### Task to complete
Scan the material that follows. Copy every line containing the word "panel".

(Items from a figure collection)
────────────────────────────────────────

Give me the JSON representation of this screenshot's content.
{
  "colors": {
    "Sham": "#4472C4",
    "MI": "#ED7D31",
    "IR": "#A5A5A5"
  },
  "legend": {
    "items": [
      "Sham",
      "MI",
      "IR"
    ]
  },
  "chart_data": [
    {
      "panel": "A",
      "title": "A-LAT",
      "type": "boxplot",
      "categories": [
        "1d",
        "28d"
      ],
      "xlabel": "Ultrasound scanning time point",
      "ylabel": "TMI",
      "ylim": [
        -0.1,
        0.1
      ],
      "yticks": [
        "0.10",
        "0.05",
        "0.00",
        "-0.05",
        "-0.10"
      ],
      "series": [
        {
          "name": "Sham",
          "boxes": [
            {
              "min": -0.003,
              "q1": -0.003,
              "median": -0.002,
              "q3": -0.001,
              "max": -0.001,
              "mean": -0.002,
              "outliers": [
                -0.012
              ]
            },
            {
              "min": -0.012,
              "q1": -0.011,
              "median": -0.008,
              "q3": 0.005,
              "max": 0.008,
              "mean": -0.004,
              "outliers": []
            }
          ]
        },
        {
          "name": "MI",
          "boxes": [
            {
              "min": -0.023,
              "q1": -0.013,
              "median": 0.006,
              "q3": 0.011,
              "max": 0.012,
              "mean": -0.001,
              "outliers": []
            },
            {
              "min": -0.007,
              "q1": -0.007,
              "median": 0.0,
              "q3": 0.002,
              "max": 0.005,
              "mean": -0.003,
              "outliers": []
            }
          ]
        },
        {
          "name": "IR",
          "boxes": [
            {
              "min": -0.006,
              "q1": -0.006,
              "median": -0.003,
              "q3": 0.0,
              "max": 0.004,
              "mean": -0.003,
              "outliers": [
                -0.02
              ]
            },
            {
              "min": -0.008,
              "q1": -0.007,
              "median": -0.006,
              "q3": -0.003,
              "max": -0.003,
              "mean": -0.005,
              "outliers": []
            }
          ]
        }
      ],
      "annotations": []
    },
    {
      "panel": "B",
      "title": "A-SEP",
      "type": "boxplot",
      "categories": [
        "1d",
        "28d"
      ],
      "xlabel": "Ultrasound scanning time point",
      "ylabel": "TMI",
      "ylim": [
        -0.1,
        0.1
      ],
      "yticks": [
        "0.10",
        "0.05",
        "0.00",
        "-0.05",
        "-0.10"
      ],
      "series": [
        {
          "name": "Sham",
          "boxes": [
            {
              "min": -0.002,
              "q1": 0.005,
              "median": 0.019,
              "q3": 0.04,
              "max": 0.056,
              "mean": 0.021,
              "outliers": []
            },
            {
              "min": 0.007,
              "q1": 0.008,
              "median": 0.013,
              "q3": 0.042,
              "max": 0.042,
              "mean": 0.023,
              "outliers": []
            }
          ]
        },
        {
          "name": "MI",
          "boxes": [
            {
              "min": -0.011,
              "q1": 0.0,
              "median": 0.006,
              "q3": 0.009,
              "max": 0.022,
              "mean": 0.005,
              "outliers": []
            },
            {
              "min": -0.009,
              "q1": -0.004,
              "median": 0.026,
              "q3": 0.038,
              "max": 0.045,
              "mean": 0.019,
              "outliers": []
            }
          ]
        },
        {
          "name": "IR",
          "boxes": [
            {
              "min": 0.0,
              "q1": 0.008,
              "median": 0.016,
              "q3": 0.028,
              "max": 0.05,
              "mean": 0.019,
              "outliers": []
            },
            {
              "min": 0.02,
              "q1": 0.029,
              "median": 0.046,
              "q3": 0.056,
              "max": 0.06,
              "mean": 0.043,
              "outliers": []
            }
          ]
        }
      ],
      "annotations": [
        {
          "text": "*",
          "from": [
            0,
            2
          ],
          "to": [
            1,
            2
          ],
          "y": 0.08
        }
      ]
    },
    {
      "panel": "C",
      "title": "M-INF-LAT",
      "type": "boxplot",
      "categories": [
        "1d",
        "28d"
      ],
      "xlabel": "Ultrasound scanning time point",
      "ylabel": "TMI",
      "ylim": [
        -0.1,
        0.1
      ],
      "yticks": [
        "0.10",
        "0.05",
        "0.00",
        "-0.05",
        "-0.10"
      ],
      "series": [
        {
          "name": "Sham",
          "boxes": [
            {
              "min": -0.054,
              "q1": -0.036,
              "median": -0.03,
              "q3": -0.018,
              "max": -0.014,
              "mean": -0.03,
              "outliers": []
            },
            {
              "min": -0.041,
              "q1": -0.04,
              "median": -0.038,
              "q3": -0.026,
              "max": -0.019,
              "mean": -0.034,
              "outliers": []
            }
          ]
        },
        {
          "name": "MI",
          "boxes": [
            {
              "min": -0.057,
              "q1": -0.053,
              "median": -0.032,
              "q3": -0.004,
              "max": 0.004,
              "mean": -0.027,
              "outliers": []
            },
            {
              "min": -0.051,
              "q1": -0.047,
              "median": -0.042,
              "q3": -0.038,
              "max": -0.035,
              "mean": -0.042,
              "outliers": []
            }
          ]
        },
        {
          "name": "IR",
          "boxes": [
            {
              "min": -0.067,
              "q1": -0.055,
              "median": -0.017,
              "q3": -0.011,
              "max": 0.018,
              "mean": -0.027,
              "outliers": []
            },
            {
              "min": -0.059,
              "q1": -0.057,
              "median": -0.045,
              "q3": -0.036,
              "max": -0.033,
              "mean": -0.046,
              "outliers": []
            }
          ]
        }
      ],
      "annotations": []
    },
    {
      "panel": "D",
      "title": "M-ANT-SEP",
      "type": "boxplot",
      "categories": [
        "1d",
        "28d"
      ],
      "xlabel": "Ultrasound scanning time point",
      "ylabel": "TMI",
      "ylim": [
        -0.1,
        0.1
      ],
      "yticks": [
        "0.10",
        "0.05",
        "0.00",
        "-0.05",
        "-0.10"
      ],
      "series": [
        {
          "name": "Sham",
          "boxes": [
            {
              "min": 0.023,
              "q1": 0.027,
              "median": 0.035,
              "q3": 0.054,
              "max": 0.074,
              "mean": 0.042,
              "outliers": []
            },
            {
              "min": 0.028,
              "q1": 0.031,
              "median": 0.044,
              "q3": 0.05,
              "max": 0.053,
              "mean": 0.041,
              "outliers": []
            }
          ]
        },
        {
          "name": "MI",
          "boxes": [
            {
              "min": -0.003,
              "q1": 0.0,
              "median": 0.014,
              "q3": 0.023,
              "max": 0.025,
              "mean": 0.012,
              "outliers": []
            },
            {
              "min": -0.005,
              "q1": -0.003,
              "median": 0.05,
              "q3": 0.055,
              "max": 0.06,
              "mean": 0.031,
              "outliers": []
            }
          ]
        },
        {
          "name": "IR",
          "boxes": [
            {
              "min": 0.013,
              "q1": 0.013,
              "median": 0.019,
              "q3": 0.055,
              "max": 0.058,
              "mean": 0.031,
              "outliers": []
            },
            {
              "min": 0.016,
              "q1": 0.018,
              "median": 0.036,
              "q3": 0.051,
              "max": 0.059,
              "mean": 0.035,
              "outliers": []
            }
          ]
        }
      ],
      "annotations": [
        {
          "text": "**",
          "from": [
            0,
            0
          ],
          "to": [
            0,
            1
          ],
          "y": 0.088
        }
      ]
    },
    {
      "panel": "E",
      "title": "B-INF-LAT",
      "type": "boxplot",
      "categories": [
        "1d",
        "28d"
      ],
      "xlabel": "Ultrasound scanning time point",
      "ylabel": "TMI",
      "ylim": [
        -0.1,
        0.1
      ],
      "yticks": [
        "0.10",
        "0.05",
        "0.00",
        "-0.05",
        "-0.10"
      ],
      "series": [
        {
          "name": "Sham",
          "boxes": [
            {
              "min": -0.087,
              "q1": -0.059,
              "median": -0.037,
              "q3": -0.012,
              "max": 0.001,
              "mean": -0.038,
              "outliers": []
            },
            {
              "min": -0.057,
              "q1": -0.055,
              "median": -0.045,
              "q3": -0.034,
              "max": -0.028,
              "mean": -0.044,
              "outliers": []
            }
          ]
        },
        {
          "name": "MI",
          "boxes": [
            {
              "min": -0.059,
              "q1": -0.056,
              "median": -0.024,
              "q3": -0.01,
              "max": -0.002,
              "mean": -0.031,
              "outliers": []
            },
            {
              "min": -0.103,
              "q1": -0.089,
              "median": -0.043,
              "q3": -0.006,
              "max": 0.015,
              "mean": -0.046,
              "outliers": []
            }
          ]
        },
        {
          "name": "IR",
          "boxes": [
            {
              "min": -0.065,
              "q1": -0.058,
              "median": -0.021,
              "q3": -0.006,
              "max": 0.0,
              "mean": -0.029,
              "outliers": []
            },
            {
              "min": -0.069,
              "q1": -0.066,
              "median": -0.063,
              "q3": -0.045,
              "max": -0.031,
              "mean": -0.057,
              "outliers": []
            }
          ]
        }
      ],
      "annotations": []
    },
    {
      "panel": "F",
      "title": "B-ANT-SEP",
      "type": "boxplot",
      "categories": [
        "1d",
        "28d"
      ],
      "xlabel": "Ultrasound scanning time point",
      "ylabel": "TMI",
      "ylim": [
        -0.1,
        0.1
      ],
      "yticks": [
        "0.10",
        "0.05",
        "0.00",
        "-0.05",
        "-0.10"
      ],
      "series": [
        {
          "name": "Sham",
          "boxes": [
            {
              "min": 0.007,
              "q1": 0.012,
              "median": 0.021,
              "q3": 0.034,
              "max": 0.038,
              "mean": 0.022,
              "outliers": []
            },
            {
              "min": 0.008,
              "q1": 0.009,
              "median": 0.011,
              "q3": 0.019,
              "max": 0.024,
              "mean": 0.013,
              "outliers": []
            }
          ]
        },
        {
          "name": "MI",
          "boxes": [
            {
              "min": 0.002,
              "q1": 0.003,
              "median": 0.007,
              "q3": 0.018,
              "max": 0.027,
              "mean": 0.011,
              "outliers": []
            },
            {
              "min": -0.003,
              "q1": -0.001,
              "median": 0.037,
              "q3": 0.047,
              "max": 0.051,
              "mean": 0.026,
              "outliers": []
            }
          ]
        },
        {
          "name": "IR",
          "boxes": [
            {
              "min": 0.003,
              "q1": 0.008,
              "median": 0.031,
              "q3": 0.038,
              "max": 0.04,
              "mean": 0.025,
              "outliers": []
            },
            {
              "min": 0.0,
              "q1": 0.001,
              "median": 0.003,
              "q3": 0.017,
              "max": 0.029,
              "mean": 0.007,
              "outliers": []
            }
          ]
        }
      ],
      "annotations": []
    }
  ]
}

────────────────────────────────────────

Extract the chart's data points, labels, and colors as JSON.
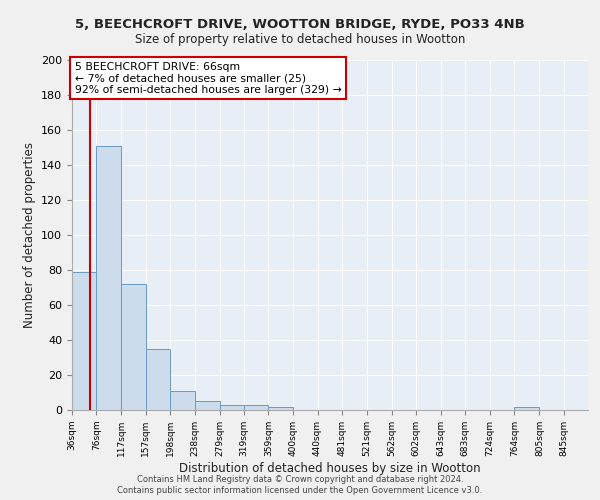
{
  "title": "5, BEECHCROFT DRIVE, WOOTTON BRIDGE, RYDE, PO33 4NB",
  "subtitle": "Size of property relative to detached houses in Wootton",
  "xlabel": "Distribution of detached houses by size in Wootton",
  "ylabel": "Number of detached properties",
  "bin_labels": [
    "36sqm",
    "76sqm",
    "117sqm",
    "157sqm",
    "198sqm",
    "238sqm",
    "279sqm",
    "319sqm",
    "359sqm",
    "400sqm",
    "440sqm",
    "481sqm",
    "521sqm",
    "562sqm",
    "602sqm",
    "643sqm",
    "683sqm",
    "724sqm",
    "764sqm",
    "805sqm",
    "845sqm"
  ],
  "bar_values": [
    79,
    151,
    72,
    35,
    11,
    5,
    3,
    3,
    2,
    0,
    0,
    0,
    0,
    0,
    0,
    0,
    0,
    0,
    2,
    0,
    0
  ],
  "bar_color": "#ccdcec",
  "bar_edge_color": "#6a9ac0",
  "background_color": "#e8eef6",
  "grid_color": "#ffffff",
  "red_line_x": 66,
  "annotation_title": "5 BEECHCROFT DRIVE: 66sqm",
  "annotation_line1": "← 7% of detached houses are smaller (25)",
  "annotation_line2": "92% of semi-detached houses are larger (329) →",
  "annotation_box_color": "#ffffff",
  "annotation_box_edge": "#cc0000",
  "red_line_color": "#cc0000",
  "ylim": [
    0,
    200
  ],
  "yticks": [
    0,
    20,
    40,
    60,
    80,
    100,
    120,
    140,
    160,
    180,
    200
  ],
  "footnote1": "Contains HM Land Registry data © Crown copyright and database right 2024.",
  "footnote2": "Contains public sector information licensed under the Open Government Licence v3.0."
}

────────────────────────────────────────

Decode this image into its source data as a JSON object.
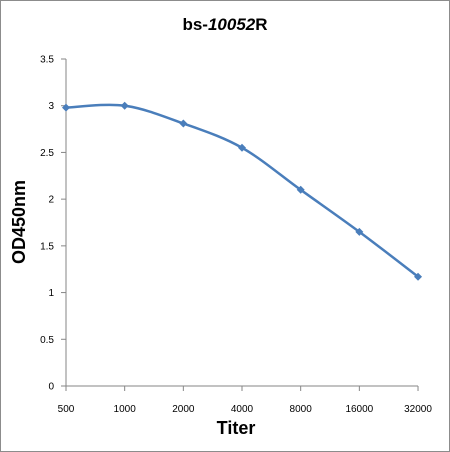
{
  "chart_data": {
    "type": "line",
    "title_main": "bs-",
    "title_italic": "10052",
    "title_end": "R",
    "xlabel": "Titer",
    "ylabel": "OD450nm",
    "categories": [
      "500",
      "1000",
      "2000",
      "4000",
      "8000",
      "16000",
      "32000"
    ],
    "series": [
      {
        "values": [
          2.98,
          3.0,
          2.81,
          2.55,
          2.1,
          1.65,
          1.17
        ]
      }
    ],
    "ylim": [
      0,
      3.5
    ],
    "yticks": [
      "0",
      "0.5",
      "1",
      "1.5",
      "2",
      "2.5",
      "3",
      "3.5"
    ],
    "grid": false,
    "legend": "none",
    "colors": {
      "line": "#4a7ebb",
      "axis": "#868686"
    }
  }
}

────────────────────────────────────────

### Task output
      "panel": "A",
      "panel": "B",
      "panel": "C",
      "panel": "D",
      "panel": "E",
      "panel": "F",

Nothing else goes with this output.